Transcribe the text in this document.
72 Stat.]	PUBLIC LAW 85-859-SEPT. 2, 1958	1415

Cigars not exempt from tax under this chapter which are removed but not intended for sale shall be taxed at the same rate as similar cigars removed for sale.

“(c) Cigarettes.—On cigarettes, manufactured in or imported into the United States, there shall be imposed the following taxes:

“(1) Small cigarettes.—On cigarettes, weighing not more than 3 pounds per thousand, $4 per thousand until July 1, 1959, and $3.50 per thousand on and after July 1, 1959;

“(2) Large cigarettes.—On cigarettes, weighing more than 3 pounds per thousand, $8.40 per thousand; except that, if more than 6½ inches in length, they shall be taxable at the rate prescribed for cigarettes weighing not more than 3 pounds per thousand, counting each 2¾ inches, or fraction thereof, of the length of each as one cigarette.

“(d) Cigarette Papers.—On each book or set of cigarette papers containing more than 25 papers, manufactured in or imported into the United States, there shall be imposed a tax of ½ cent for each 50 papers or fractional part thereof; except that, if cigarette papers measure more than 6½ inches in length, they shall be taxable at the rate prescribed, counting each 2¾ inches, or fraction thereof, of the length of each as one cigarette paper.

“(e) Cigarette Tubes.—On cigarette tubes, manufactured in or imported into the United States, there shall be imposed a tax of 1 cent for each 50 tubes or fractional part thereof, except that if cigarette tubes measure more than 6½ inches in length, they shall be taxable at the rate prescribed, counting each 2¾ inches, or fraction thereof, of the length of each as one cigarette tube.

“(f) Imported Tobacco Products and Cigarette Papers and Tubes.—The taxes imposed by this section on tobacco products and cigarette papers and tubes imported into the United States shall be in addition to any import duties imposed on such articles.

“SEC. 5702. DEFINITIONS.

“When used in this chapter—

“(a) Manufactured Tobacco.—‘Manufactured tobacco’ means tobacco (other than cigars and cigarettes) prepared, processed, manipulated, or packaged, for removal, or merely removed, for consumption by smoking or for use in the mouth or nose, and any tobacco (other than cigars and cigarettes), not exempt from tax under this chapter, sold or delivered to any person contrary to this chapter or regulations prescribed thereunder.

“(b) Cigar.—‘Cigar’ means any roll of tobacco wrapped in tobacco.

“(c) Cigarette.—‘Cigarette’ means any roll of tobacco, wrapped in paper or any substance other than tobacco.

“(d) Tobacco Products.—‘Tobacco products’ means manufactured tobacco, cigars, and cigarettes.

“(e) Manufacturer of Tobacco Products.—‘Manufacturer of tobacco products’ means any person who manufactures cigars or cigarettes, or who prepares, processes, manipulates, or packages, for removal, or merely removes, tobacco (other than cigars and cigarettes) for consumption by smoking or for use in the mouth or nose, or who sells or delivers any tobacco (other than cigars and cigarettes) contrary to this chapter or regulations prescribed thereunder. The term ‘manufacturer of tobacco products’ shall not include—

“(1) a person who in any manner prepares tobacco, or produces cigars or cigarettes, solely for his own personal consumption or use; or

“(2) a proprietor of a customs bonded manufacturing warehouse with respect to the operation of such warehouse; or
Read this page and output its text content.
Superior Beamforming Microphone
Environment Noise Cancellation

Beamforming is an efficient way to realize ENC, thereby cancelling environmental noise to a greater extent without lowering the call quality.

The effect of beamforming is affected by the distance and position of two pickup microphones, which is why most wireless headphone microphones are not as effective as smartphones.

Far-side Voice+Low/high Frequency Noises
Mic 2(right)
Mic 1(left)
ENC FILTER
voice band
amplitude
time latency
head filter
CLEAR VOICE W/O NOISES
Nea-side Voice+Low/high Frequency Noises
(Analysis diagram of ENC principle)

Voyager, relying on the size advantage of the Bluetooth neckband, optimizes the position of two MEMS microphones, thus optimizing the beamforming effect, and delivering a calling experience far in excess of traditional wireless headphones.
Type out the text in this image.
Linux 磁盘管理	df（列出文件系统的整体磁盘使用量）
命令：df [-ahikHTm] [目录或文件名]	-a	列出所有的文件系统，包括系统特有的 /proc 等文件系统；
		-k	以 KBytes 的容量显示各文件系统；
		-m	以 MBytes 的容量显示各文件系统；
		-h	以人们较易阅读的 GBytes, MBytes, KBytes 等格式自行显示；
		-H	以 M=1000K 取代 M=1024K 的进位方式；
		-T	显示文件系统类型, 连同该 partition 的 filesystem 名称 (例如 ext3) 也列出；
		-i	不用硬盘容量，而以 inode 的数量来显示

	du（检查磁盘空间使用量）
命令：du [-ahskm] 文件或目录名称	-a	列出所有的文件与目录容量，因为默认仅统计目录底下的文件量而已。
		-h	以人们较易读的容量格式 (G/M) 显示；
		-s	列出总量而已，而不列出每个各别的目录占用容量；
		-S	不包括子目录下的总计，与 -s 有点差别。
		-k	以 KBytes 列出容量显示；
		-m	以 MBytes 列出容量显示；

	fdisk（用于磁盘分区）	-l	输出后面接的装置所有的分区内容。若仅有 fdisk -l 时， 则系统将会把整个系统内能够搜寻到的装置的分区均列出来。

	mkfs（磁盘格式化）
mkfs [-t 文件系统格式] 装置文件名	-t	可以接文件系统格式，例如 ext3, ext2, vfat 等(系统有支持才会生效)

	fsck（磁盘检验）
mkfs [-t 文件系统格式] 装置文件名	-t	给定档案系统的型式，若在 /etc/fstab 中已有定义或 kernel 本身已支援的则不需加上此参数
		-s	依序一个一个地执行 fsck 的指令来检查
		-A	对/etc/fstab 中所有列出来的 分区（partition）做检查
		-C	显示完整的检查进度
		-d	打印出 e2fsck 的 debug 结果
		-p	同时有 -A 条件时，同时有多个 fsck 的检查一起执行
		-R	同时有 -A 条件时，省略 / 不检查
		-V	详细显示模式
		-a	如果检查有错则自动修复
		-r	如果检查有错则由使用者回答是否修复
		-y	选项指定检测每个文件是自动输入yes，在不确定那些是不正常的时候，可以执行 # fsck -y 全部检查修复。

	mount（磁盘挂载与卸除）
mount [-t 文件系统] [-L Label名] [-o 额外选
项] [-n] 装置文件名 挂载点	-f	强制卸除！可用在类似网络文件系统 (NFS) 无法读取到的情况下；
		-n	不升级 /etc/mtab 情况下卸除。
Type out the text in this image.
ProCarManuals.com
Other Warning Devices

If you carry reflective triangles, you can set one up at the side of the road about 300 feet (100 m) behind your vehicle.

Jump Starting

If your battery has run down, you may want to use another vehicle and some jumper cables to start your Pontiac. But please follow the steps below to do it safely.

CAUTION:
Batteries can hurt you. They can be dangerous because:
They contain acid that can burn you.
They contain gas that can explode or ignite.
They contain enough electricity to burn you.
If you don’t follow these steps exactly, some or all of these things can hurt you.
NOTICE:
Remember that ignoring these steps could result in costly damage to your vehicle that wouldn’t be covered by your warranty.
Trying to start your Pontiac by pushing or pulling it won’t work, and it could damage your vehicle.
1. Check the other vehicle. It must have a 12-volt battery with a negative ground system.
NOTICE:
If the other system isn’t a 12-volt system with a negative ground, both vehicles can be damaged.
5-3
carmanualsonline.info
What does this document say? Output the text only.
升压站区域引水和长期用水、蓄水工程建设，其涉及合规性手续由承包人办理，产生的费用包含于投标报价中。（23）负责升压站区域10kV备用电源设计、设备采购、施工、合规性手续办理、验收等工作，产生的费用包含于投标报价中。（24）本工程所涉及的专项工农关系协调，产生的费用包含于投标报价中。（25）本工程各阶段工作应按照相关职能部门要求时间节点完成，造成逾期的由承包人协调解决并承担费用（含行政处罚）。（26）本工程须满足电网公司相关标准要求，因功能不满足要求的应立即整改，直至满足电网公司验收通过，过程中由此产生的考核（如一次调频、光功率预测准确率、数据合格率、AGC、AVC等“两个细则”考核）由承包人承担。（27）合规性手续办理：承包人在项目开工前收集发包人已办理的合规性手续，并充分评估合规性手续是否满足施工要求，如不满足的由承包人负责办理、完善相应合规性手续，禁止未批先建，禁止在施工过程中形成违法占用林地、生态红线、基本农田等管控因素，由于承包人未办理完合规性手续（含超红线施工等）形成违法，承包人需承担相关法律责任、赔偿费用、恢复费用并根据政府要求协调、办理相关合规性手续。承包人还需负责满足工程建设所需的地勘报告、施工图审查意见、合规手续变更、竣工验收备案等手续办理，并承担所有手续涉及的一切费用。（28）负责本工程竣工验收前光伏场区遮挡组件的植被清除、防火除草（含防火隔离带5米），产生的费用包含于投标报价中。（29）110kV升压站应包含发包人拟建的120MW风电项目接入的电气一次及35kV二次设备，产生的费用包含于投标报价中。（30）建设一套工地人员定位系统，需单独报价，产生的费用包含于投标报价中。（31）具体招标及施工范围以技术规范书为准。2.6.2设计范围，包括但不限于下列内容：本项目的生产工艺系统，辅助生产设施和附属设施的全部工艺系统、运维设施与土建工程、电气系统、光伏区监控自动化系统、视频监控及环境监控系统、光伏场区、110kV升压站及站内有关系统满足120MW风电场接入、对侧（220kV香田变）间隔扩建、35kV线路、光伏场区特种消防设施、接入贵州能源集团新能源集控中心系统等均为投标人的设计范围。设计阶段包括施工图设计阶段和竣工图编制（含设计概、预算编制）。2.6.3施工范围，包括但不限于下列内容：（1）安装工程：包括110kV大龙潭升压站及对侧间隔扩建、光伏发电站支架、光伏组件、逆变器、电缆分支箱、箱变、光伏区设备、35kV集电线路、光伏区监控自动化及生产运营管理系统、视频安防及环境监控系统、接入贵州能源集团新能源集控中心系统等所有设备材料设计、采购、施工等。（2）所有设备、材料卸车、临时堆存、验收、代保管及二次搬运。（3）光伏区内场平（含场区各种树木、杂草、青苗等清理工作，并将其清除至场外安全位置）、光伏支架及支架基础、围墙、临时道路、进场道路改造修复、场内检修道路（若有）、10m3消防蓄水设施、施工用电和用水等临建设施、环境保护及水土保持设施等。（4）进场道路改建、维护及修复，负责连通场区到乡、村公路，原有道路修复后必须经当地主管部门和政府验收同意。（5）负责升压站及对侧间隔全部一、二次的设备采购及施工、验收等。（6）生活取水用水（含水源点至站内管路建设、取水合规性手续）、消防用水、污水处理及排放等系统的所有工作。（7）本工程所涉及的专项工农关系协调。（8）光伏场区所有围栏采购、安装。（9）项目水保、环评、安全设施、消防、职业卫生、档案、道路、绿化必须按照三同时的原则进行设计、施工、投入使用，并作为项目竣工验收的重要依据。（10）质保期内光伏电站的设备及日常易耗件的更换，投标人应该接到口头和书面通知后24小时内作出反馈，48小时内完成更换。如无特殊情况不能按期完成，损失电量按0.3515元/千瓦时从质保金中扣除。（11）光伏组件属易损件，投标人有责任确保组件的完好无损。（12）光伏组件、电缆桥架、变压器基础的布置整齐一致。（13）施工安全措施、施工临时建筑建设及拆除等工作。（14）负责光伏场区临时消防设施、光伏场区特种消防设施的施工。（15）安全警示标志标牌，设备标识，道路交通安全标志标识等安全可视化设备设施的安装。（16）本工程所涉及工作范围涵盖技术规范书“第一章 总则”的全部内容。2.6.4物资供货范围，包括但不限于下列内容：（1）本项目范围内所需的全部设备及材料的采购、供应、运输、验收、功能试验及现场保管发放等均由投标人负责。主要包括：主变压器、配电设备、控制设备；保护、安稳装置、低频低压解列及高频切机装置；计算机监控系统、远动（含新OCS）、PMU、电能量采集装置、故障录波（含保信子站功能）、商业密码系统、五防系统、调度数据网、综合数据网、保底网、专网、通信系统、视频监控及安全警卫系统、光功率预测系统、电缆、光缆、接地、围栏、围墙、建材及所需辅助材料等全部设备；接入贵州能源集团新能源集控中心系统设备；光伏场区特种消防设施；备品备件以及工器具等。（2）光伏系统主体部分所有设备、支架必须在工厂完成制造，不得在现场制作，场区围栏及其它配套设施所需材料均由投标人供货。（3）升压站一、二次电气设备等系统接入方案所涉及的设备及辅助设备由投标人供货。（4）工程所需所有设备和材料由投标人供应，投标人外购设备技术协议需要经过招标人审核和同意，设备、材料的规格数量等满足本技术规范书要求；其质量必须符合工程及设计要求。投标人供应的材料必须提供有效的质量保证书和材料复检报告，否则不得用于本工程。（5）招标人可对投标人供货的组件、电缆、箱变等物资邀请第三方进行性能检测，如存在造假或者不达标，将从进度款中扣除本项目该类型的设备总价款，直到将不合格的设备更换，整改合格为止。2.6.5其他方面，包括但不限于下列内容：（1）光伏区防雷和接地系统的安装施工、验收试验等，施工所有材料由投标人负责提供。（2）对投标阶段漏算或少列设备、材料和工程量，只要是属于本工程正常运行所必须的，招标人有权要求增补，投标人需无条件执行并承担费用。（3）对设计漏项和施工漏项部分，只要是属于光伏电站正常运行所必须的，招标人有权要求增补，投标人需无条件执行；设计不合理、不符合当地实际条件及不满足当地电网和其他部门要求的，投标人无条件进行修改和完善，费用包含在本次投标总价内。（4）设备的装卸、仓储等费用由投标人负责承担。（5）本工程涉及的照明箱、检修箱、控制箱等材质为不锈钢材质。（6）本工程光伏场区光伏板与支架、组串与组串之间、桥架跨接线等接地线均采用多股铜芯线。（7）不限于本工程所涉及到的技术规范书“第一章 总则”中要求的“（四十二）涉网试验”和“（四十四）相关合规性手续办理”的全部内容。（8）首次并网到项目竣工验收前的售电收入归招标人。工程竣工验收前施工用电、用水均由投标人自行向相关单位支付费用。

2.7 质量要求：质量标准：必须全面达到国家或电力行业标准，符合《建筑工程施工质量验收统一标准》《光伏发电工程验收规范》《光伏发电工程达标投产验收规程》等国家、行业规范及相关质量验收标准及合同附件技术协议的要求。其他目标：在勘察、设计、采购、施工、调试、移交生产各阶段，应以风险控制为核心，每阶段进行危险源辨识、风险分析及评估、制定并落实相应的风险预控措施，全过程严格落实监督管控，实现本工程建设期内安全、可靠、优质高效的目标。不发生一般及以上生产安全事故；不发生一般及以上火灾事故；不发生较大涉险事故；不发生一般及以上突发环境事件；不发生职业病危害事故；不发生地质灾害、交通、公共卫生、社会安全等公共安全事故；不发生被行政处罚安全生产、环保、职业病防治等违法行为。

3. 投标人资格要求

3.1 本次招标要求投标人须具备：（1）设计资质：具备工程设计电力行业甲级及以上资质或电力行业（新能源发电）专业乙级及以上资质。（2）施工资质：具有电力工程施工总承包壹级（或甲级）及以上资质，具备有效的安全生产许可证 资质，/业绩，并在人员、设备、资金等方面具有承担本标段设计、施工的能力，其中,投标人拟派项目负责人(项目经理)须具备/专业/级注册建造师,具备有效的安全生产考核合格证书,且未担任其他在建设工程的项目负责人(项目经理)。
━━━
**Problem description**
In how many lines does the word "文件系统格式" appear? Respond with the number alone.

**Solution for this exercise**
2